§ REQUIREMENTS
Say how many lines in the records include the string "строки", adding no other words.

§ RECORD SET
────────────────────

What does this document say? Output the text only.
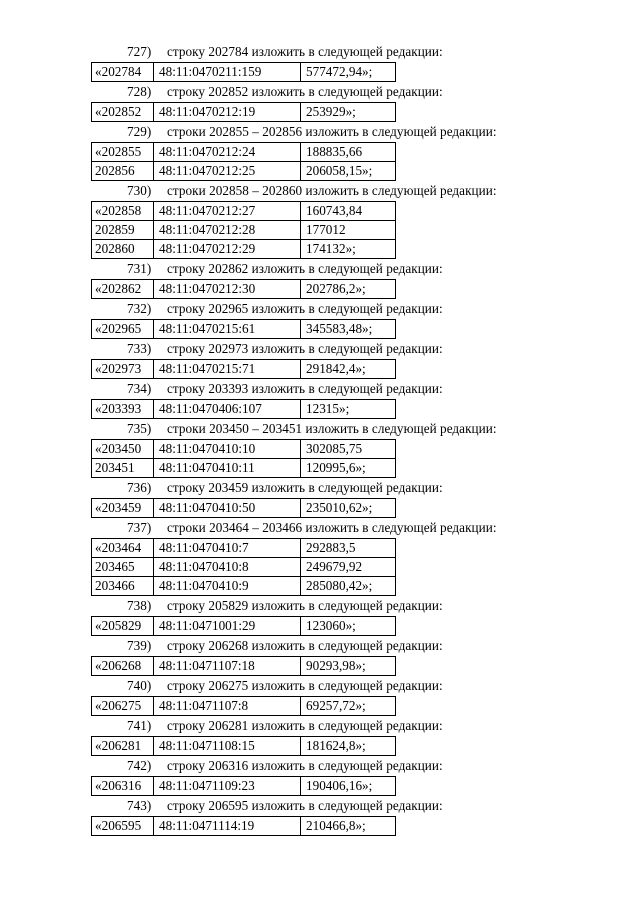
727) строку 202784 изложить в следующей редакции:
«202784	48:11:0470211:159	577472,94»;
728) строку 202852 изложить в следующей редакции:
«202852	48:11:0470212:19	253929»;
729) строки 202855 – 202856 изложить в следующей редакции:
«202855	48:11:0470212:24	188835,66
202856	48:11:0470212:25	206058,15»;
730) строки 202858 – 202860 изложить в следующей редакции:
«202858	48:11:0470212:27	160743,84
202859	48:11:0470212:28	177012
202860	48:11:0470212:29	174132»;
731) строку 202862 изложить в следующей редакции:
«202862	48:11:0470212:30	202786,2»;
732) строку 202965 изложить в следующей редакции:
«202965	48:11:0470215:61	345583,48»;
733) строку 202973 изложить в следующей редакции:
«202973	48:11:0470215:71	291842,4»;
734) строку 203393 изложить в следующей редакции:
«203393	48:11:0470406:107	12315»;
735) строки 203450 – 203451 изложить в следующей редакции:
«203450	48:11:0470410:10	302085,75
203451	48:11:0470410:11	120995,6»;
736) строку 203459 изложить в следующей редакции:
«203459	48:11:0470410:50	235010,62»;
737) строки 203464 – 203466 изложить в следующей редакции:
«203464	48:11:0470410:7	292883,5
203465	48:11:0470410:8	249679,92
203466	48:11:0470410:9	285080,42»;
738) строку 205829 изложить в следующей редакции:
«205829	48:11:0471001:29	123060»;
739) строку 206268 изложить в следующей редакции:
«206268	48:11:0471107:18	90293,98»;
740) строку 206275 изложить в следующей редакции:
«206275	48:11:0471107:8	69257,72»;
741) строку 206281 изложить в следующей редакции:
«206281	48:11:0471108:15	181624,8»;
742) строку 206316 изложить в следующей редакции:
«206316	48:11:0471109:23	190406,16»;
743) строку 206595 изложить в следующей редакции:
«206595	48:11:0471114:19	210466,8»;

────────────────────

§ SOLUTION FOR THIS TASK
4